* [What you will do] Check every line below for the word "continuation" and show those that hold it.

(Dataset listings of figures)
----

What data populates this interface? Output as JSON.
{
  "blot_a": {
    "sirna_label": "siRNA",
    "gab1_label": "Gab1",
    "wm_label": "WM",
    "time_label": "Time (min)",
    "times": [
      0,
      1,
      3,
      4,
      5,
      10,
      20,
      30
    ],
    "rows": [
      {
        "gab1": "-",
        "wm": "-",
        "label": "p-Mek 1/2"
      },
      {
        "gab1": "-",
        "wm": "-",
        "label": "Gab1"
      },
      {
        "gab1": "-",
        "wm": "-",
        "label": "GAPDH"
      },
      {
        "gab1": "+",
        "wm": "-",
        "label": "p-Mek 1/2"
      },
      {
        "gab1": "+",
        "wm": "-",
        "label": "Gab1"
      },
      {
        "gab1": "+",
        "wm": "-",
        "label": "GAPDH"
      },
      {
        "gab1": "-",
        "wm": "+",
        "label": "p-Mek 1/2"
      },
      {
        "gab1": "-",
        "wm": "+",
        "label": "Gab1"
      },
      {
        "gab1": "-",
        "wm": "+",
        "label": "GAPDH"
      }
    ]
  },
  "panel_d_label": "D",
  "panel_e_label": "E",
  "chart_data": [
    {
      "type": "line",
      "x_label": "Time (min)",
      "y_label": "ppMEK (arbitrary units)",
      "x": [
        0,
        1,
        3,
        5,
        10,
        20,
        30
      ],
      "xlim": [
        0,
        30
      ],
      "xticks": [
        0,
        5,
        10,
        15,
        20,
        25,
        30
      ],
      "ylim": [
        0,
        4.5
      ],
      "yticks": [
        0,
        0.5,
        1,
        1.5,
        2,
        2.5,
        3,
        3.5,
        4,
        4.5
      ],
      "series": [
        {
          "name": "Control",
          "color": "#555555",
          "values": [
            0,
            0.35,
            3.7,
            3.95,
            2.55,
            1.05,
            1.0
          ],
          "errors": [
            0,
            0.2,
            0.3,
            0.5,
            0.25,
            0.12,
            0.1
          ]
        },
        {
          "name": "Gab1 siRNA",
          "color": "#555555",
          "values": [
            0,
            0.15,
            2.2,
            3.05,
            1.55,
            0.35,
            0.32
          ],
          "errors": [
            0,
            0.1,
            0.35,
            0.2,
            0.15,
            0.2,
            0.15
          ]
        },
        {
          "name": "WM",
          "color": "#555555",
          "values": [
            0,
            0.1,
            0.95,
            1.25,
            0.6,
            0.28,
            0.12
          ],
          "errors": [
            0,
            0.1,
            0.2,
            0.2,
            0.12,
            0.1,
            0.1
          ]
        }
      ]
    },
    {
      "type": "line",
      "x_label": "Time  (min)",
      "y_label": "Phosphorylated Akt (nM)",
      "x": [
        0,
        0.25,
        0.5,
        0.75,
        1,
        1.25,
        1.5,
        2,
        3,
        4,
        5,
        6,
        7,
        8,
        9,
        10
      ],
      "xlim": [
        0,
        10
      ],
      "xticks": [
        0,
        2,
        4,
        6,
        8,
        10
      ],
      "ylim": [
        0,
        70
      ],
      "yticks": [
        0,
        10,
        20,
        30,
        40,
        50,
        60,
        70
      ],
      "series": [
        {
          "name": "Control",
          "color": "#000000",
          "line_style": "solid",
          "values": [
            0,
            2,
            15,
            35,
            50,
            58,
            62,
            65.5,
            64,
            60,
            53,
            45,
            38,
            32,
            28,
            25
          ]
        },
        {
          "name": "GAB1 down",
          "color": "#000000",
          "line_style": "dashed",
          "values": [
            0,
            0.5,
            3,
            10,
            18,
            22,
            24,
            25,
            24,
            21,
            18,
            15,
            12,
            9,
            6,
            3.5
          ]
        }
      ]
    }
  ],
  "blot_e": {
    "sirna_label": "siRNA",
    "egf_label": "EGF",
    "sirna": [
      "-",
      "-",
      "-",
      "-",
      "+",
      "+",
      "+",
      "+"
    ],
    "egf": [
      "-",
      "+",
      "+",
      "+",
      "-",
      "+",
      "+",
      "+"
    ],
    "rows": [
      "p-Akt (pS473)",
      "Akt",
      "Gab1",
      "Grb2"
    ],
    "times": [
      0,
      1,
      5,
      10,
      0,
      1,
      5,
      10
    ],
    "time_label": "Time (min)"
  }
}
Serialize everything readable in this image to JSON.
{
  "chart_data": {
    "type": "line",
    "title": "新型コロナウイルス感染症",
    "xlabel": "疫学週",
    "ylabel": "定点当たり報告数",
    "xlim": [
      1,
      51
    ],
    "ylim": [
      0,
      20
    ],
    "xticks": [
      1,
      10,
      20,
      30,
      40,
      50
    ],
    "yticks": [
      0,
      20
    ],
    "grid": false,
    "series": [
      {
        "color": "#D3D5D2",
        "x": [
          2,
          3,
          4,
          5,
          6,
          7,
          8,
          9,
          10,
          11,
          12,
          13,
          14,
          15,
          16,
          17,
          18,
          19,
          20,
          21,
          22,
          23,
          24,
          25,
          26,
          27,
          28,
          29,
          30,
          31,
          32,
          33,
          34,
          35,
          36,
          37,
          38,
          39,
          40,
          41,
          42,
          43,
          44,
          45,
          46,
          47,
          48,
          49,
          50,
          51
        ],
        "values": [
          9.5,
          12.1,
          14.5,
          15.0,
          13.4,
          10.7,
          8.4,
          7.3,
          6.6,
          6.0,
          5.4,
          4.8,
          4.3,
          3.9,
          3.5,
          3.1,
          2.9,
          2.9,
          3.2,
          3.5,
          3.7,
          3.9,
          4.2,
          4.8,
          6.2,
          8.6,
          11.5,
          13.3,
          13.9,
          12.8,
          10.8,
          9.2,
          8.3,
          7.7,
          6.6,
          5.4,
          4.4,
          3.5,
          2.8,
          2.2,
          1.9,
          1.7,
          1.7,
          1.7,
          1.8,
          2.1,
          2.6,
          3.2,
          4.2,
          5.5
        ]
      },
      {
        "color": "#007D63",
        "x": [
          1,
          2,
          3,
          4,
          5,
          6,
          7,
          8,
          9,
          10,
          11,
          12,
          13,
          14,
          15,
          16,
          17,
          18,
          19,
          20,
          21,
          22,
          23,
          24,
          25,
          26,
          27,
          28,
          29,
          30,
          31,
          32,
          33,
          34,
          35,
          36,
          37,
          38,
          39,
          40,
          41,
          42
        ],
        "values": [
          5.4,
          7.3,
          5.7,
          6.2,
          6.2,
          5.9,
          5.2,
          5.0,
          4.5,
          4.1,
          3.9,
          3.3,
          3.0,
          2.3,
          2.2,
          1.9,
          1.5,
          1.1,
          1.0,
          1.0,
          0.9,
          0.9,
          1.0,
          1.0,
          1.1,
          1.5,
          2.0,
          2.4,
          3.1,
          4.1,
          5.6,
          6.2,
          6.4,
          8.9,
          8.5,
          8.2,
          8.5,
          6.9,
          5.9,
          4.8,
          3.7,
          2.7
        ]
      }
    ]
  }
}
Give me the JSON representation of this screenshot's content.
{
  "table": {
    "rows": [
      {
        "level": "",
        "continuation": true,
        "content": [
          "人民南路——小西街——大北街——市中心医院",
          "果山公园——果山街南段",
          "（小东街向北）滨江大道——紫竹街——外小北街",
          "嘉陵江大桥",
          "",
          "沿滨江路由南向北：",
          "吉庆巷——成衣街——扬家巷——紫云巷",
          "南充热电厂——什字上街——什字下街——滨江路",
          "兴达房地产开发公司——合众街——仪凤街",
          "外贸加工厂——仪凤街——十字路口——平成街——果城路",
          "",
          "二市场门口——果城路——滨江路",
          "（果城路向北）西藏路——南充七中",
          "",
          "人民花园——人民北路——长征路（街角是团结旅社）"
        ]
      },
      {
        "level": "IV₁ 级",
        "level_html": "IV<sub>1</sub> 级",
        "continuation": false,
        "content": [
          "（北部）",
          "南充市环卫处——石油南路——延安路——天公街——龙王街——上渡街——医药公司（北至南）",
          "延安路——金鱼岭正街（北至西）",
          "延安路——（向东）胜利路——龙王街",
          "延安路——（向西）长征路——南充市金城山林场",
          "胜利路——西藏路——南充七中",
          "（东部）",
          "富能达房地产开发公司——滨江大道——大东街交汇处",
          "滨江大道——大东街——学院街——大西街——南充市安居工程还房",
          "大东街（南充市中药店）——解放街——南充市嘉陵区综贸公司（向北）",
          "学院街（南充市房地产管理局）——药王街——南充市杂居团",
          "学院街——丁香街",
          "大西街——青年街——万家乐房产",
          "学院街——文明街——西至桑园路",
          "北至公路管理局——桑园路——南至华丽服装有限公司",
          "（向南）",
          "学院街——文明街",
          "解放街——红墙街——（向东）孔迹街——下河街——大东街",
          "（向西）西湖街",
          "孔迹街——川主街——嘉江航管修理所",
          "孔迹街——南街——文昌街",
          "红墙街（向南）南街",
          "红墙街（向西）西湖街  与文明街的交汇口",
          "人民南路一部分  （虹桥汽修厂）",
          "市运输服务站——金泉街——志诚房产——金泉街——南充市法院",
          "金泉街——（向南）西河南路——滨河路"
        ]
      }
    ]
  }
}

----

* [Reply to the task]
        "continuation": true,
        "continuation": false,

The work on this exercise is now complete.